(Dataset rows)
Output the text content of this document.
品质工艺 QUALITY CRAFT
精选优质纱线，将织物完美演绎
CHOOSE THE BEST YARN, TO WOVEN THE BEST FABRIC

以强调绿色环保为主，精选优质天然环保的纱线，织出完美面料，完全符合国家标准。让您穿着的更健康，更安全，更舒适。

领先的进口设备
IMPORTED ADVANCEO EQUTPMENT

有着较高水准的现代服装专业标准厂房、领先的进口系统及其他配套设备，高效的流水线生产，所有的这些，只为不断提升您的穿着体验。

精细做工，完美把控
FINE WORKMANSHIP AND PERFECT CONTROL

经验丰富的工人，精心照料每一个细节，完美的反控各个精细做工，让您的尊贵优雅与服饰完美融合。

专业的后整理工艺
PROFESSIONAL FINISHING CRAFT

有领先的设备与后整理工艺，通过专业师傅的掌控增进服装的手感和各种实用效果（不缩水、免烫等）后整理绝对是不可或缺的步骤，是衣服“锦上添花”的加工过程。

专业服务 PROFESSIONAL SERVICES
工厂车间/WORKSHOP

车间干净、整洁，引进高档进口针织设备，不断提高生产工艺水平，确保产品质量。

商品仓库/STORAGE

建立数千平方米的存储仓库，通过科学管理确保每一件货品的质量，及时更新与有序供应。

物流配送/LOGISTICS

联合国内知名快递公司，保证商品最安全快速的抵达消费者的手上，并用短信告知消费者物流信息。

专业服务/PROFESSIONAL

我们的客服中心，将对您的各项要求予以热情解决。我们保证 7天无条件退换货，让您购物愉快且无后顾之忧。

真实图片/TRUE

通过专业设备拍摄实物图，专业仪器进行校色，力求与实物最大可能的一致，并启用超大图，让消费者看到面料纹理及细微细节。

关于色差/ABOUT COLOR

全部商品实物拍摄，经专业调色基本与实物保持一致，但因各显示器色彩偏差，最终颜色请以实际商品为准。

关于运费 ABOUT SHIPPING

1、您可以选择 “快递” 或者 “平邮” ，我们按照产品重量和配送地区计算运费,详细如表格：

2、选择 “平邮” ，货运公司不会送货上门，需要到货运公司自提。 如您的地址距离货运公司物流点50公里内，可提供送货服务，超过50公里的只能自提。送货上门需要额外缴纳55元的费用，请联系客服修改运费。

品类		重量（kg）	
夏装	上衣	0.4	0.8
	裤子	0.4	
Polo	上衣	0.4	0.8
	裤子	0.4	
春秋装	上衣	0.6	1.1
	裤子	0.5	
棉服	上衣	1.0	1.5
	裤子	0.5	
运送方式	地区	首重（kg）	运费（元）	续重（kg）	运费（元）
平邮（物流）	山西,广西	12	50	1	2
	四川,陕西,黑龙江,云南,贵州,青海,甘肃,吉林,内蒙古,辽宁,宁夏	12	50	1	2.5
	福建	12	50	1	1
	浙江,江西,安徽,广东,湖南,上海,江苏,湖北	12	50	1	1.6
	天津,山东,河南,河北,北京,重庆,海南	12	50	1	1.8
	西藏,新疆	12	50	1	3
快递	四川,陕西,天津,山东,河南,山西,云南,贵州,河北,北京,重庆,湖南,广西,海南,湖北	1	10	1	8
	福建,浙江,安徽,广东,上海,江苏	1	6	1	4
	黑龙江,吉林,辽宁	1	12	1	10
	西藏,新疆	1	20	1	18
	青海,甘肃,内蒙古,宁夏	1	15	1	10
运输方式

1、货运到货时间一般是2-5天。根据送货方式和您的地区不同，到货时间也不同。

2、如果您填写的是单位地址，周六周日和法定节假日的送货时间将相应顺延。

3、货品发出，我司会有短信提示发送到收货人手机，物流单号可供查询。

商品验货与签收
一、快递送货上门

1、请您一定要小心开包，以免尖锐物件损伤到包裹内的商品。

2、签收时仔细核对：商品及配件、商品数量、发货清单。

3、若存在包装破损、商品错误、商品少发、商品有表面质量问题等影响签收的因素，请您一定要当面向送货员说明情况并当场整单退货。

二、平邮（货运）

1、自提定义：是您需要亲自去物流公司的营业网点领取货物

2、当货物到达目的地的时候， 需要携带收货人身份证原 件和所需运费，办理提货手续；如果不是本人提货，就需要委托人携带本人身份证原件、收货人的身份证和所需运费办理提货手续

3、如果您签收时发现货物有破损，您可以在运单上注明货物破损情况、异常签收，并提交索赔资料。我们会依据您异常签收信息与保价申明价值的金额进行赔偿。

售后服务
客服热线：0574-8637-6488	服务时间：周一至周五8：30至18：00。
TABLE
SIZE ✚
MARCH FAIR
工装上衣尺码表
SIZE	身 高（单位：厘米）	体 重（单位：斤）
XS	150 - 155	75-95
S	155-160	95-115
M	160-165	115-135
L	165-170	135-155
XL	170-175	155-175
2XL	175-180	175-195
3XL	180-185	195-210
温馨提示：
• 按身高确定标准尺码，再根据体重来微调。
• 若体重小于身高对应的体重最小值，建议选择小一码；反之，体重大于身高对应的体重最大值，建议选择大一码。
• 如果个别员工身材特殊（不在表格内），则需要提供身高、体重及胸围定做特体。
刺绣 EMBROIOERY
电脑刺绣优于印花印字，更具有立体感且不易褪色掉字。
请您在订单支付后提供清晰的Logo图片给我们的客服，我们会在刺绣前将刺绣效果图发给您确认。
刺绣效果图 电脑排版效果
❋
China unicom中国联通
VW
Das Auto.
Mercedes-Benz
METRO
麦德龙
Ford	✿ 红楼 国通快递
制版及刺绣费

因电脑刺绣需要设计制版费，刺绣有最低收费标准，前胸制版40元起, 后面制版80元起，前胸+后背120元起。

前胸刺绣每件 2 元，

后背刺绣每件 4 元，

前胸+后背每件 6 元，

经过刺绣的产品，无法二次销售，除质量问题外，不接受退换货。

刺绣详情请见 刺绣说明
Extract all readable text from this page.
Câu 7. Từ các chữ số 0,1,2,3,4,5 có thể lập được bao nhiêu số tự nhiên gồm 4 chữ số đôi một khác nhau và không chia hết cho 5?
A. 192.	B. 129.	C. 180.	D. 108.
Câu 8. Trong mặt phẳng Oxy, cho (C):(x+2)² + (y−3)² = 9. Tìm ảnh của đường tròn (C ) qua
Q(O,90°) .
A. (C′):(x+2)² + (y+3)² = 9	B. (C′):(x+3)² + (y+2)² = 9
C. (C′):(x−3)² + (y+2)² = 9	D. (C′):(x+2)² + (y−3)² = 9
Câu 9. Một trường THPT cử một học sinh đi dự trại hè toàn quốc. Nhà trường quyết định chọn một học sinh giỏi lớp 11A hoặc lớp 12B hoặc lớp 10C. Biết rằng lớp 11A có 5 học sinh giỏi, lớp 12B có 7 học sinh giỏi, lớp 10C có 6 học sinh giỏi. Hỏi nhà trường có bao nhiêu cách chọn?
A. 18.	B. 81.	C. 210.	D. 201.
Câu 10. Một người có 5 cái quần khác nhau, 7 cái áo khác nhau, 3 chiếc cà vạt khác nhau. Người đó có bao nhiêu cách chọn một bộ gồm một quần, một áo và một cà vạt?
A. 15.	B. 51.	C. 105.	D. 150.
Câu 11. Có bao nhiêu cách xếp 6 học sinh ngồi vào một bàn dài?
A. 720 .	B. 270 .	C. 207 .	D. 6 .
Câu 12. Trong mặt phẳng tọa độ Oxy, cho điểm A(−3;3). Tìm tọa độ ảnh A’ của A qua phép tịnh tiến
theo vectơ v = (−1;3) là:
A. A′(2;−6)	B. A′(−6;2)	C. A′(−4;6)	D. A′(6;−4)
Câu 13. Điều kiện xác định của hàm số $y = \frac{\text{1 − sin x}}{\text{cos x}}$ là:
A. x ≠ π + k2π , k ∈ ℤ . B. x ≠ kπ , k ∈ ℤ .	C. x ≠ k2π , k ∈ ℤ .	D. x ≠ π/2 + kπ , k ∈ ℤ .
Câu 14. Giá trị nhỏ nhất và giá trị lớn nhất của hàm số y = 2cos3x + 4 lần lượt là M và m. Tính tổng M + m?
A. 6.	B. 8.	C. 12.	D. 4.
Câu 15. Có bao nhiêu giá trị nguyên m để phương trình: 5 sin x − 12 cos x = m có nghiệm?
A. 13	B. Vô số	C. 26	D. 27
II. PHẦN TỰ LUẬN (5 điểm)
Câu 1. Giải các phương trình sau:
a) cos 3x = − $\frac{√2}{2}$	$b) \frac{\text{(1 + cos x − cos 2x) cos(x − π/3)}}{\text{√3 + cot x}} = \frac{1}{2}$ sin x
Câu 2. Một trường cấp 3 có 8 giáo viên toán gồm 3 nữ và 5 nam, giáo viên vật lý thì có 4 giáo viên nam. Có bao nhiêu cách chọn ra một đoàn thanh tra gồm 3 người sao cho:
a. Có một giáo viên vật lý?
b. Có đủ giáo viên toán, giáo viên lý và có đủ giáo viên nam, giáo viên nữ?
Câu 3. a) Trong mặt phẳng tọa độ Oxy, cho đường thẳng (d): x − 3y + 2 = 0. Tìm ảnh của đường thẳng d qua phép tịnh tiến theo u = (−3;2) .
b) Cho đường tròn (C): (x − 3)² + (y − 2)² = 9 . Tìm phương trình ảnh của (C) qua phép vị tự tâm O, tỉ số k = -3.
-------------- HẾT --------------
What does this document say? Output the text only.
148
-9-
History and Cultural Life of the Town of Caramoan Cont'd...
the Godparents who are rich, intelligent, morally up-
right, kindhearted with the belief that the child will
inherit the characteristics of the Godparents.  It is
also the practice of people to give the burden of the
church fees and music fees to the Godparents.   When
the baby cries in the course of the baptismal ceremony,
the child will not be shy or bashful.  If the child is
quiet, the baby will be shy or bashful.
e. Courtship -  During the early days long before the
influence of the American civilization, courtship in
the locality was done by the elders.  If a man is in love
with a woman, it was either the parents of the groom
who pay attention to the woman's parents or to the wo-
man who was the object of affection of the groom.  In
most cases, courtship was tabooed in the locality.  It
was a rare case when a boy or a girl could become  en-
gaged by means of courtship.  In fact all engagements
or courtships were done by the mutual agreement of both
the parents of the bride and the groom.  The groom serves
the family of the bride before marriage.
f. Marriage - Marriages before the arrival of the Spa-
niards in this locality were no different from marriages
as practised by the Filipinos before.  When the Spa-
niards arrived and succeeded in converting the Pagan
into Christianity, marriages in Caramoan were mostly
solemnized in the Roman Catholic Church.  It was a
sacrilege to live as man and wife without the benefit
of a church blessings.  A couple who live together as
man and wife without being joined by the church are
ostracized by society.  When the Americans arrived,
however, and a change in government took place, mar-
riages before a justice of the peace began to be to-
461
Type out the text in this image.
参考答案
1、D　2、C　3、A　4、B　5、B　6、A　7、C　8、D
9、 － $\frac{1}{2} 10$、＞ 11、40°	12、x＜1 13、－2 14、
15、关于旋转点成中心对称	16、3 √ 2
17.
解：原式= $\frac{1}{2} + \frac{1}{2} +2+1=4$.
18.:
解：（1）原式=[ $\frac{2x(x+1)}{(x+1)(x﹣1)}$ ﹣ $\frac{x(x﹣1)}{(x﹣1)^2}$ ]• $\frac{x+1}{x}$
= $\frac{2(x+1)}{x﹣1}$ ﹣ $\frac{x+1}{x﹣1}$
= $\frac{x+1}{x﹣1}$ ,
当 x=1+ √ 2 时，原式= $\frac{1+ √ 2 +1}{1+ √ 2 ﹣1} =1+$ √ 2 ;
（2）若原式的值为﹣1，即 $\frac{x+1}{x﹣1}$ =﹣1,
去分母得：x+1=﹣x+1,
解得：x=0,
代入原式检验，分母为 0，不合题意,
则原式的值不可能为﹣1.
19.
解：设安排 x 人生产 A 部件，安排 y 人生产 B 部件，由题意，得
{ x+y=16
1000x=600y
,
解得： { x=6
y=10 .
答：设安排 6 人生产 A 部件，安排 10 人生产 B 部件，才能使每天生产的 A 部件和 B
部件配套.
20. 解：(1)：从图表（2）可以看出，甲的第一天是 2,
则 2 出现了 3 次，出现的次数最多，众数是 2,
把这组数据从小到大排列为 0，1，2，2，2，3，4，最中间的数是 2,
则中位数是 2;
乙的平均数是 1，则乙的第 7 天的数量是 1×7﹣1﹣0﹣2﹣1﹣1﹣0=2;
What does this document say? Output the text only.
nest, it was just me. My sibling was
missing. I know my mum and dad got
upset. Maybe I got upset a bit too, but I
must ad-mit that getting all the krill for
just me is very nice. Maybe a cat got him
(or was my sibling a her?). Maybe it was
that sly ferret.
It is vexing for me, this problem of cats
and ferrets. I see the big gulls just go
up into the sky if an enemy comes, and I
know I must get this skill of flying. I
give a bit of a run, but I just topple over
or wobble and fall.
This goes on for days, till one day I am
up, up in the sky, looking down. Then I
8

▸ **REQUIRED TASK**: What is the number of lines in the data that hold the string "khác"? Answer with the number only.

▸ **EXERCISE RESULT**: 2